▶ [TEXTO FORNECIDO]:
⁂

João 6.(22-23) 24-35

27/08/2000

Prédica: João 6.(22-23) 24-35
Leituras: Êxodo 16.1-5(6-11) 12-21 (22-30) e Efésios 4.17-24
Autor: Mauro Schwalm
Data Litúrgica: 11° Domingo após Pentecostes
Data da Pregação: 27/08/2000
Proclamar Libertação - Volume: XXV
Tema: Pentecostes


1. Observação preliminar

Já há dois estudos em Proclamar Libertação (PL) acerca do texto de João 6.(22-23)24-35. Um deles no PL VIII (p. 151 ss. — ênfase: necessidades huma¬nas) e outro no PL XIX (p. 217ss. — ênfase: promover novas relações). Em ambos os estudos há material valioso para a compreensão do texto. Convém verificar! Penso que os vv. 22-23 podem ficar fora da leitura. O texto já é bastante extenso e a história é conhecida e fácil de ser recontada. O aspecto presente nestes versículos pode ser incluído na pregação com base no v. 24. Todo o capítulo 6 do Evangelho de João está inter-relacionado. É parte de um todo temático maior!

2. Primeira aproximação: o movimento da narrativa

O movimento neste texto denota procura, encontro (físico) versus desencontro (de opiniões). O diálogo que segue é marcado por cobranças/expectativas. Há uma proposta de saída: chamado à fé em Cristo como Filho de Deus, o pão do céu para a vida eterna. O pano de fundo é o milagre da multiplicação dos pães, embora também haja relação clara com a travessia do lago, destacada no espanto da multidão! Cristo como o pão da vida é tema também dos vv. 47-58.

Vv. 22-24: Estes versículos iniciais dramatizam a busca por Jesus. A multidão tem suas razões para procurar por ele! Quais seriam essas razões? Os vv. 22-24 silenciam a este respeito. Mas é possível depreender do contexto: Jesus alimentara a multidão anteriormente. E a ausência de Jesus é estranhada: não o viram passar para o outro lado! Este enfoque realça também o andar sobre as águas''!

V. 25: Encontro, cobrança, espanto! A multidão manifesta seu assombro: quando (como) vieste parar aqui? Preserva-se no ar o mistério da travessia!

V. 26: Resposta! Jesus supõe (sabe) por que o procuram (comeram pão). Ele os desarma (e em decorrência os descontenta/arma...): falta-lhes entendimento, compreensão! Jesus não tapa o sol com a peneira. Vai direto ao cerne da questão. Mas convém perguntar se todas aquelas pessoas realmente o procuravam apenas por causa da multiplicação dos pães...

V. 27: Jesus apresenta sua perspectiva: o realmente importante é o alimento que ele pode oferecer! É o alimento que não perece. Ele é tal alimento e o oferece! Estaria Jesus relativizando a necessidade do pão?

⁂

Registros de dados salvos:
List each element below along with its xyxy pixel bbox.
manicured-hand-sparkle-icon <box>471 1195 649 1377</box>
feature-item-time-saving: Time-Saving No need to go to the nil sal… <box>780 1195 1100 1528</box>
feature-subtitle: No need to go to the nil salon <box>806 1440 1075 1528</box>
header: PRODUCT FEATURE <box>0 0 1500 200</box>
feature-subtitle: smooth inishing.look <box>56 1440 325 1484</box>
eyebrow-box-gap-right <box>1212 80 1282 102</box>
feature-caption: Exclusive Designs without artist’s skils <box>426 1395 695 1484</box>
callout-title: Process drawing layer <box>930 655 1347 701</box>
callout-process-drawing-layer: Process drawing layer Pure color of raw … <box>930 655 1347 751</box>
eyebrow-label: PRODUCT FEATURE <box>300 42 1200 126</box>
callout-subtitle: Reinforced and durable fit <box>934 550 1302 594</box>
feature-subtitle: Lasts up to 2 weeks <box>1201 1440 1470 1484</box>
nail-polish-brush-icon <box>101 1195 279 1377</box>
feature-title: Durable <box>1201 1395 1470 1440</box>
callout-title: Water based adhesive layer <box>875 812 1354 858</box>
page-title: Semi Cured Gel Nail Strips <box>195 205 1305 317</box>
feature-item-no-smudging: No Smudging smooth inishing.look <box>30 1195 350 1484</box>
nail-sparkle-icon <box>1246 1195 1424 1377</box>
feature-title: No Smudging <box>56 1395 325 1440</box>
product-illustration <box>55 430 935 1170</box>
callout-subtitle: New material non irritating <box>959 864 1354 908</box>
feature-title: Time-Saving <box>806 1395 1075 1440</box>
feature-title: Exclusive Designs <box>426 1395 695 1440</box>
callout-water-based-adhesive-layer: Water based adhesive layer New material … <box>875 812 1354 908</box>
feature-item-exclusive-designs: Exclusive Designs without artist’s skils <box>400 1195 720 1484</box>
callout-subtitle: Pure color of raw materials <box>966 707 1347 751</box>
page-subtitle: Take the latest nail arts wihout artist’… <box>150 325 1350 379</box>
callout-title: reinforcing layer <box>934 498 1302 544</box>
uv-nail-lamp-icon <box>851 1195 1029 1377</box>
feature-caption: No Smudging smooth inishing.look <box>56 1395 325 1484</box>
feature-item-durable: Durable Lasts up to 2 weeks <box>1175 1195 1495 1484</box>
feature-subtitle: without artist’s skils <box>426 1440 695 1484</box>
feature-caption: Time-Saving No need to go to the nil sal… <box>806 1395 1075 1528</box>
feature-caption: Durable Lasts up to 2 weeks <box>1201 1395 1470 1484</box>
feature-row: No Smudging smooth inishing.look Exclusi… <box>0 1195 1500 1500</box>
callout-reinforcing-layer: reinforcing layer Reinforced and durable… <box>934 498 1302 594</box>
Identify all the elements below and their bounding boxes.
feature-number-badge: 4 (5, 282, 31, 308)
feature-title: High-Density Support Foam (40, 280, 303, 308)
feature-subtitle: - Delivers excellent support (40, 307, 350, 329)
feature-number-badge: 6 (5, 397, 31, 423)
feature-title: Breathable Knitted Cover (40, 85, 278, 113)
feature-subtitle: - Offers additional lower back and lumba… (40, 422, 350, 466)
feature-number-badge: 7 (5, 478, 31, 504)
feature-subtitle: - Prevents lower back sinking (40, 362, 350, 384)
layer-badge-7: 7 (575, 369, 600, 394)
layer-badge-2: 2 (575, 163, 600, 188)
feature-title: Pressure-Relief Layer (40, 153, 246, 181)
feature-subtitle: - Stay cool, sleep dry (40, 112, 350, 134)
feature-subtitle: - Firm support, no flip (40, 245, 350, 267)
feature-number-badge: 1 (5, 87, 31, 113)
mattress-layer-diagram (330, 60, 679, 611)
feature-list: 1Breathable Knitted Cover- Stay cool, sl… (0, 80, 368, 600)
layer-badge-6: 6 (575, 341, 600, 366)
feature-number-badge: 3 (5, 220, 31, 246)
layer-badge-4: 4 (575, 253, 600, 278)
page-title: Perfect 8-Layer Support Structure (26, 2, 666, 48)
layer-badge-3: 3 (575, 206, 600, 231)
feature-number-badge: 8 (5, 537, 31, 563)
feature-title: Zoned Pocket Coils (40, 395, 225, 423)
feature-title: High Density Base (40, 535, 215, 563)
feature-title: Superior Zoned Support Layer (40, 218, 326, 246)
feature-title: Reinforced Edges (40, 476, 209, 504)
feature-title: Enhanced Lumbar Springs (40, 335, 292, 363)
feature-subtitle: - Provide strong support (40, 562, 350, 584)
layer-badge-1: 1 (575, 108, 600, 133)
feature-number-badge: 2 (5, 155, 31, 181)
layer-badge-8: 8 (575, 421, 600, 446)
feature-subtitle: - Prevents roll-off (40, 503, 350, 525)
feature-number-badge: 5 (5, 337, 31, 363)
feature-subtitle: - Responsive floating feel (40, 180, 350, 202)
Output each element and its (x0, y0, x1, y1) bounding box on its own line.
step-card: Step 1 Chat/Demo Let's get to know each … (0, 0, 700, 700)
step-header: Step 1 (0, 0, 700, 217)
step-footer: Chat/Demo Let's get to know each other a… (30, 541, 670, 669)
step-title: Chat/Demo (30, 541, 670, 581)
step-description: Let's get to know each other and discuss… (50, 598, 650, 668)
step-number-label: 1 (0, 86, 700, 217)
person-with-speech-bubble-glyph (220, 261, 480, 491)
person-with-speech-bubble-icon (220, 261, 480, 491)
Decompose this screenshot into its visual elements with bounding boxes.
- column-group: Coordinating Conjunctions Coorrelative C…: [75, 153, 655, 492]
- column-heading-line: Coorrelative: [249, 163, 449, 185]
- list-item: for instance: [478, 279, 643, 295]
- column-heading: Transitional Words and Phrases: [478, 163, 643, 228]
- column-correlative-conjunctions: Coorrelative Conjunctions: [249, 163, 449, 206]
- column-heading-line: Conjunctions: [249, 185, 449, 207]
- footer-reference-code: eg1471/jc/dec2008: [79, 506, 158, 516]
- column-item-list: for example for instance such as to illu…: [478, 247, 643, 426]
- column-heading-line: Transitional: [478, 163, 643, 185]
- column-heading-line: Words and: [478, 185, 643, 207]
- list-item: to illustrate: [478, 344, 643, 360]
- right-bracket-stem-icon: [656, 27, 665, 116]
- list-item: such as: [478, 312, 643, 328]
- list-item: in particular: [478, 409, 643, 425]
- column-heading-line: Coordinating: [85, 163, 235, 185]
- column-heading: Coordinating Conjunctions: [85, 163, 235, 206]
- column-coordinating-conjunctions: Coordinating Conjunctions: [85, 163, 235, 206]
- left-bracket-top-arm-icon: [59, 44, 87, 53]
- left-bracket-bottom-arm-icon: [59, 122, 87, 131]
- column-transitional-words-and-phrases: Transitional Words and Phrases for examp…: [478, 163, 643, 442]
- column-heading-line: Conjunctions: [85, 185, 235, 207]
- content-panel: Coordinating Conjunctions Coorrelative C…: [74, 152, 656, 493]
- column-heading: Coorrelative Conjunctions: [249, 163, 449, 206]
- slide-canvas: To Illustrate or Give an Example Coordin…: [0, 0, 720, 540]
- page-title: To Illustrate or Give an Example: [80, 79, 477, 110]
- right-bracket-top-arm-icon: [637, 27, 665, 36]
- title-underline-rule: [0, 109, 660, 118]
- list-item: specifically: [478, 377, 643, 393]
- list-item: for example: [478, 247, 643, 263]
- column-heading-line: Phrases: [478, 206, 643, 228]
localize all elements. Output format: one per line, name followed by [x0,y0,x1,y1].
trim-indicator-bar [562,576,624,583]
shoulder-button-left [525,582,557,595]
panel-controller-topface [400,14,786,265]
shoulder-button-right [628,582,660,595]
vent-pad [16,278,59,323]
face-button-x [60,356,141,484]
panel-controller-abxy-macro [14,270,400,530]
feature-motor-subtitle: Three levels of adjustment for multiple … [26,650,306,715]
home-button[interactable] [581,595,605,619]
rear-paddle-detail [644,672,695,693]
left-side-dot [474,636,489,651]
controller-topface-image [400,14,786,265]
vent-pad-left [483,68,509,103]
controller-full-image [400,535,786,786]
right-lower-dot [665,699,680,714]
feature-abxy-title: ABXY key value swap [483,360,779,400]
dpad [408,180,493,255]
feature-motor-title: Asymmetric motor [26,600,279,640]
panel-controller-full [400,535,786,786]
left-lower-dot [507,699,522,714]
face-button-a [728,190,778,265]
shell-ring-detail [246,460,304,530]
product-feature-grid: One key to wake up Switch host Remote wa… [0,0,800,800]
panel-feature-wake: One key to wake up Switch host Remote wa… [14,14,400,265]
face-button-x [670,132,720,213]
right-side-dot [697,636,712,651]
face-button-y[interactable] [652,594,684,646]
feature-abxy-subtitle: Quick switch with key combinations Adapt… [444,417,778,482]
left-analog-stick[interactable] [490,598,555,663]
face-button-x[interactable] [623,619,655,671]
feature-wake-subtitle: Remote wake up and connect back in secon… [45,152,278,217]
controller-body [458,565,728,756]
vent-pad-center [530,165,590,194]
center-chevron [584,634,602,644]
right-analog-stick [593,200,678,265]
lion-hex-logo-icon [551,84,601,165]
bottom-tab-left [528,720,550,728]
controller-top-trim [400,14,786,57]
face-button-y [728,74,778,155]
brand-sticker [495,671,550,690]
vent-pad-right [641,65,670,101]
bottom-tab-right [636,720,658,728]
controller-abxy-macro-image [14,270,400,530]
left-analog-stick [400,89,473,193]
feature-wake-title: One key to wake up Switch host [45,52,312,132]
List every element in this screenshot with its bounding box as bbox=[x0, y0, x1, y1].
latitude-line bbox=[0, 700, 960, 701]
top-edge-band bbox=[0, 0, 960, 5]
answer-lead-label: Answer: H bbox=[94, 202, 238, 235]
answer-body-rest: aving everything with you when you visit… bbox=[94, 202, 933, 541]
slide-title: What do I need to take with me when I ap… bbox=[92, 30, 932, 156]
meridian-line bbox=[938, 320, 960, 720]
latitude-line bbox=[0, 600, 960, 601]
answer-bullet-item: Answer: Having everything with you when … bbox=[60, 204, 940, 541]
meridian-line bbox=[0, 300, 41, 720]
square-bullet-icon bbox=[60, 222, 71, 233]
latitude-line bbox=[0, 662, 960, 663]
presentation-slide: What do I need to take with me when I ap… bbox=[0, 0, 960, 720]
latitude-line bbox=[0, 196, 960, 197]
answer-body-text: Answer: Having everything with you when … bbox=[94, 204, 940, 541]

⁂

▶ [INSTRUÇÕES DO EXERCÍCIO]: Transcreva o trecho do estudo sobre João 6 que vai de "Vv. 22-24: Estes" até "mistério da travessia!", incluindo este último. Não é preciso consultar os registros.

▶ [RESOLUÇÃO PROPOSTA]:
Vv. 22-24: Estes versículos iniciais dramatizam a busca por Jesus. A multidão tem suas razões para procurar por ele! Quais seriam essas razões? Os vv. 22-24 silenciam a este respeito. Mas é possível depreender do contexto: Jesus alimentara a multidão anteriormente. E a ausência de Jesus é estranhada: não o viram passar para o outro lado! Este enfoque realça também o andar sobre as águas''!

V. 25: Encontro, cobrança, espanto! A multidão manifesta seu assombro: quando (como) vieste parar aqui? Preserva-se no ar o mistério da travessia!